[start]
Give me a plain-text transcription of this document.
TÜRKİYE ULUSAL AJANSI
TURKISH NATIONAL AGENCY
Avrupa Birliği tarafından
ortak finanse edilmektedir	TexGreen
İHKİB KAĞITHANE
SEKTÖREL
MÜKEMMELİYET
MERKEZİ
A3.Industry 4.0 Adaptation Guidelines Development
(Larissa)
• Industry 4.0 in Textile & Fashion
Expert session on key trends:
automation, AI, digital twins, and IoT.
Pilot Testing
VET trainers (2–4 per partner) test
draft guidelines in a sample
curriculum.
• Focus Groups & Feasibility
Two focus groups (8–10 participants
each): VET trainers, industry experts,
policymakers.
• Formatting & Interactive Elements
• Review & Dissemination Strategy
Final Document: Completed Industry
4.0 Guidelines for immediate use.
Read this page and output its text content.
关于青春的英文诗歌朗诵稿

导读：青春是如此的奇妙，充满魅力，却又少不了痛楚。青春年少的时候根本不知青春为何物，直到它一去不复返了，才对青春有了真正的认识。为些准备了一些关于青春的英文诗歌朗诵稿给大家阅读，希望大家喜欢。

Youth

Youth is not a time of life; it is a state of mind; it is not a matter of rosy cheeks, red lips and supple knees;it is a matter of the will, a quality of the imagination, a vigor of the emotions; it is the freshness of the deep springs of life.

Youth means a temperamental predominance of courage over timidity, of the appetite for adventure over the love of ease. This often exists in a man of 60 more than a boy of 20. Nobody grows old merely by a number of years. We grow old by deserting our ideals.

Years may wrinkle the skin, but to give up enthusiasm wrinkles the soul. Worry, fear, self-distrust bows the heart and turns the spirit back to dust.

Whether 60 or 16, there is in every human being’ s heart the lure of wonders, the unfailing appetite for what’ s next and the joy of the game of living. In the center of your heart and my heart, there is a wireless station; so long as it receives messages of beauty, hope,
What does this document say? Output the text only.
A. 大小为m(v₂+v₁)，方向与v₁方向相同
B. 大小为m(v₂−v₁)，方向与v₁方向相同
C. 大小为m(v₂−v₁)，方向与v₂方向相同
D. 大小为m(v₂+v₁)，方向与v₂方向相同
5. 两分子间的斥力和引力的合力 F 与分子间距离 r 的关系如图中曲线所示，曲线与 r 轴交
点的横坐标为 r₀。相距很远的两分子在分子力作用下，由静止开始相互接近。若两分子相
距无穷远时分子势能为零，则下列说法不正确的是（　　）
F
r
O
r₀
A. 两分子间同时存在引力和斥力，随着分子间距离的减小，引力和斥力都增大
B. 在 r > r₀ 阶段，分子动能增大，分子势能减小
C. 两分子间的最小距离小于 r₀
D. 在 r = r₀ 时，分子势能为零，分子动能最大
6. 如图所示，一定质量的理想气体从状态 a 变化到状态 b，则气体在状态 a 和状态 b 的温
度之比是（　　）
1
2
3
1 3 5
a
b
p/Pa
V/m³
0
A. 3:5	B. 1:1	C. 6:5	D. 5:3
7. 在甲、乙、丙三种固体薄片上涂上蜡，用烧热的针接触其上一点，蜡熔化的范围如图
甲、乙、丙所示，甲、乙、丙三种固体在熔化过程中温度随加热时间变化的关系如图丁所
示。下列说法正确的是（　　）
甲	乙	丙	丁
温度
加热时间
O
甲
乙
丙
[end]
▸ PROBLEM STATEMENT
Copy every line of the listing where the word "trainers" appears.

▸ EXERCISE ANSWER
VET trainers (2–4 per partner) test
each): VET trainers, industry experts,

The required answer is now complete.